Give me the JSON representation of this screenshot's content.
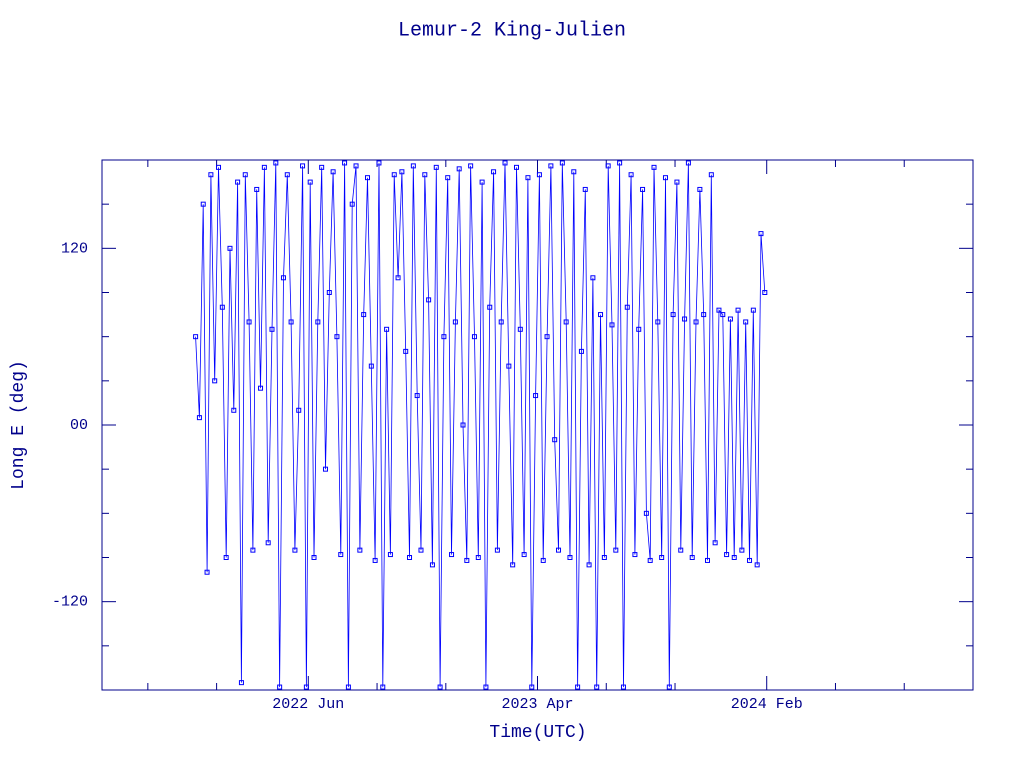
{
  "chart_data": {
    "type": "line",
    "title": "Lemur-2 King-Julien",
    "x_label": "Time(UTC)",
    "y_label": "Long E (deg)",
    "color": "#0000ff",
    "xlim": [
      "2021-09",
      "2024-11"
    ],
    "xticks": [
      {
        "value": "2022-06",
        "label": "2022 Jun"
      },
      {
        "value": "2023-04",
        "label": "2023 Apr"
      },
      {
        "value": "2024-02",
        "label": "2024 Feb"
      }
    ],
    "xminorticks": [
      "2021-11",
      "2022-02",
      "2022-09",
      "2022-12",
      "2023-07",
      "2023-10",
      "2024-05",
      "2024-08"
    ],
    "ylim": [
      -180,
      180
    ],
    "yticks": [
      -120,
      {
        "value": 0,
        "label": "00"
      },
      120
    ],
    "yminorticks": [
      -150,
      -90,
      -60,
      -30,
      30,
      60,
      90,
      150
    ],
    "x": [
      "2022-01",
      "2022-01",
      "2022-01",
      "2022-01",
      "2022-01",
      "2022-01",
      "2022-02",
      "2022-02",
      "2022-02",
      "2022-02",
      "2022-02",
      "2022-02",
      "2022-03",
      "2022-03",
      "2022-03",
      "2022-03",
      "2022-03",
      "2022-03",
      "2022-04",
      "2022-04",
      "2022-04",
      "2022-04",
      "2022-04",
      "2022-04",
      "2022-05",
      "2022-05",
      "2022-05",
      "2022-05",
      "2022-05",
      "2022-05",
      "2022-06",
      "2022-06",
      "2022-06",
      "2022-06",
      "2022-06",
      "2022-06",
      "2022-07",
      "2022-07",
      "2022-07",
      "2022-07",
      "2022-07",
      "2022-07",
      "2022-08",
      "2022-08",
      "2022-08",
      "2022-08",
      "2022-08",
      "2022-08",
      "2022-09",
      "2022-09",
      "2022-09",
      "2022-09",
      "2022-09",
      "2022-09",
      "2022-10",
      "2022-10",
      "2022-10",
      "2022-10",
      "2022-10",
      "2022-10",
      "2022-11",
      "2022-11",
      "2022-11",
      "2022-11",
      "2022-11",
      "2022-11",
      "2022-12",
      "2022-12",
      "2022-12",
      "2022-12",
      "2022-12",
      "2022-12",
      "2023-01",
      "2023-01",
      "2023-01",
      "2023-01",
      "2023-01",
      "2023-01",
      "2023-02",
      "2023-02",
      "2023-02",
      "2023-02",
      "2023-02",
      "2023-02",
      "2023-03",
      "2023-03",
      "2023-03",
      "2023-03",
      "2023-03",
      "2023-03",
      "2023-04",
      "2023-04",
      "2023-04",
      "2023-04",
      "2023-04",
      "2023-04",
      "2023-05",
      "2023-05",
      "2023-05",
      "2023-05",
      "2023-05",
      "2023-05",
      "2023-06",
      "2023-06",
      "2023-06",
      "2023-06",
      "2023-06",
      "2023-06",
      "2023-07",
      "2023-07",
      "2023-07",
      "2023-07",
      "2023-07",
      "2023-07",
      "2023-08",
      "2023-08",
      "2023-08",
      "2023-08",
      "2023-08",
      "2023-08",
      "2023-09",
      "2023-09",
      "2023-09",
      "2023-09",
      "2023-09",
      "2023-09",
      "2023-10",
      "2023-10",
      "2023-10",
      "2023-10",
      "2023-10",
      "2023-10",
      "2023-11",
      "2023-11",
      "2023-11",
      "2023-11",
      "2023-11",
      "2023-11",
      "2023-12",
      "2023-12",
      "2023-12",
      "2023-12",
      "2023-12",
      "2023-12",
      "2024-01",
      "2024-01",
      "2024-01",
      "2024-01",
      "2024-01",
      "2024-01"
    ],
    "values": [
      60,
      5,
      150,
      -100,
      170,
      30,
      175,
      80,
      -90,
      120,
      10,
      165,
      -175,
      170,
      70,
      -85,
      160,
      25,
      175,
      -80,
      65,
      178,
      -178,
      100,
      170,
      70,
      -85,
      10,
      176,
      -178,
      165,
      -90,
      70,
      175,
      -30,
      90,
      172,
      60,
      -88,
      178,
      -178,
      150,
      176,
      -85,
      75,
      168,
      40,
      -92,
      178,
      -178,
      65,
      -88,
      170,
      100,
      172,
      50,
      -90,
      176,
      20,
      -85,
      170,
      85,
      -95,
      175,
      -178,
      60,
      168,
      -88,
      70,
      174,
      0,
      -92,
      176,
      60,
      -90,
      165,
      -178,
      80,
      172,
      -85,
      70,
      178,
      40,
      -95,
      175,
      65,
      -88,
      168,
      -178,
      20,
      170,
      -92,
      60,
      176,
      -10,
      -85,
      178,
      70,
      -90,
      172,
      -178,
      50,
      160,
      -95,
      100,
      -178,
      75,
      -90,
      176,
      68,
      -85,
      178,
      -178,
      80,
      170,
      -88,
      65,
      160,
      -60,
      -92,
      175,
      70,
      -90,
      168,
      -178,
      75,
      165,
      -85,
      72,
      178,
      -90,
      70,
      160,
      75,
      -92,
      170,
      -80,
      78,
      75,
      -88,
      72,
      -90,
      78,
      -85,
      70,
      -92,
      78,
      -95,
      130,
      90
    ]
  }
}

===

**Task to complete:** Leave out the pictures and reproduce the rest of the listing exactly.

**Exercise result:**
Give me the JSON representation of this screenshot's content.
{
  "chart_data": {
    "type": "line",
    "title": "Lemur-2 King-Julien",
    "x_label": "Time(UTC)",
    "y_label": "Long E (deg)",
    "color": "#0000ff",
    "xlim": [
      "2021-09",
      "2024-11"
    ],
    "xticks": [
      {
        "value": "2022-06",
        "label": "2022 Jun"
      },
      {
        "value": "2023-04",
        "label": "2023 Apr"
      },
      {
        "value": "2024-02",
        "label": "2024 Feb"
      }
    ],
    "xminorticks": [
      "2021-11",
      "2022-02",
      "2022-09",
      "2022-12",
      "2023-07",
      "2023-10",
      "2024-05",
      "2024-08"
    ],
    "ylim": [
      -180,
      180
    ],
    "yticks": [
      -120,
      {
        "value": 0,
        "label": "00"
      },
      120
    ],
    "yminorticks": [
      -150,
      -90,
      -60,
      -30,
      30,
      60,
      90,
      150
    ],
    "x": [
      "2022-01",
      "2022-01",
      "2022-01",
      "2022-01",
      "2022-01",
      "2022-01",
      "2022-02",
      "2022-02",
      "2022-02",
      "2022-02",
      "2022-02",
      "2022-02",
      "2022-03",
      "2022-03",
      "2022-03",
      "2022-03",
      "2022-03",
      "2022-03",
      "2022-04",
      "2022-04",
      "2022-04",
      "2022-04",
      "2022-04",
      "2022-04",
      "2022-05",
      "2022-05",
      "2022-05",
      "2022-05",
      "2022-05",
      "2022-05",
      "2022-06",
      "2022-06",
      "2022-06",
      "2022-06",
      "2022-06",
      "2022-06",
      "2022-07",
      "2022-07",
      "2022-07",
      "2022-07",
      "2022-07",
      "2022-07",
      "2022-08",
      "2022-08",
      "2022-08",
      "2022-08",
      "2022-08",
      "2022-08",
      "2022-09",
      "2022-09",
      "2022-09",
      "2022-09",
      "2022-09",
      "2022-09",
      "2022-10",
      "2022-10",
      "2022-10",
      "2022-10",
      "2022-10",
      "2022-10",
      "2022-11",
      "2022-11",
      "2022-11",
      "2022-11",
      "2022-11",
      "2022-11",
      "2022-12",
      "2022-12",
      "2022-12",
      "2022-12",
      "2022-12",
      "2022-12",
      "2023-01",
      "2023-01",
      "2023-01",
      "2023-01",
      "2023-01",
      "2023-01",
      "2023-02",
      "2023-02",
      "2023-02",
      "2023-02",
      "2023-02",
      "2023-02",
      "2023-03",
      "2023-03",
      "2023-03",
      "2023-03",
      "2023-03",
      "2023-03",
      "2023-04",
      "2023-04",
      "2023-04",
      "2023-04",
      "2023-04",
      "2023-04",
      "2023-05",
      "2023-05",
      "2023-05",
      "2023-05",
      "2023-05",
      "2023-05",
      "2023-06",
      "2023-06",
      "2023-06",
      "2023-06",
      "2023-06",
      "2023-06",
      "2023-07",
      "2023-07",
      "2023-07",
      "2023-07",
      "2023-07",
      "2023-07",
      "2023-08",
      "2023-08",
      "2023-08",
      "2023-08",
      "2023-08",
      "2023-08",
      "2023-09",
      "2023-09",
      "2023-09",
      "2023-09",
      "2023-09",
      "2023-09",
      "2023-10",
      "2023-10",
      "2023-10",
      "2023-10",
      "2023-10",
      "2023-10",
      "2023-11",
      "2023-11",
      "2023-11",
      "2023-11",
      "2023-11",
      "2023-11",
      "2023-12",
      "2023-12",
      "2023-12",
      "2023-12",
      "2023-12",
      "2023-12",
      "2024-01",
      "2024-01",
      "2024-01",
      "2024-01",
      "2024-01",
      "2024-01"
    ],
    "values": [
      60,
      5,
      150,
      -100,
      170,
      30,
      175,
      80,
      -90,
      120,
      10,
      165,
      -175,
      170,
      70,
      -85,
      160,
      25,
      175,
      -80,
      65,
      178,
      -178,
      100,
      170,
      70,
      -85,
      10,
      176,
      -178,
      165,
      -90,
      70,
      175,
      -30,
      90,
      172,
      60,
      -88,
      178,
      -178,
      150,
      176,
      -85,
      75,
      168,
      40,
      -92,
      178,
      -178,
      65,
      -88,
      170,
      100,
      172,
      50,
      -90,
      176,
      20,
      -85,
      170,
      85,
      -95,
      175,
      -178,
      60,
      168,
      -88,
      70,
      174,
      0,
      -92,
      176,
      60,
      -90,
      165,
      -178,
      80,
      172,
      -85,
      70,
      178,
      40,
      -95,
      175,
      65,
      -88,
      168,
      -178,
      20,
      170,
      -92,
      60,
      176,
      -10,
      -85,
      178,
      70,
      -90,
      172,
      -178,
      50,
      160,
      -95,
      100,
      -178,
      75,
      -90,
      176,
      68,
      -85,
      178,
      -178,
      80,
      170,
      -88,
      65,
      160,
      -60,
      -92,
      175,
      70,
      -90,
      168,
      -178,
      75,
      165,
      -85,
      72,
      178,
      -90,
      70,
      160,
      75,
      -92,
      170,
      -80,
      78,
      75,
      -88,
      72,
      -90,
      78,
      -85,
      70,
      -92,
      78,
      -95,
      130,
      90
    ]
  }
}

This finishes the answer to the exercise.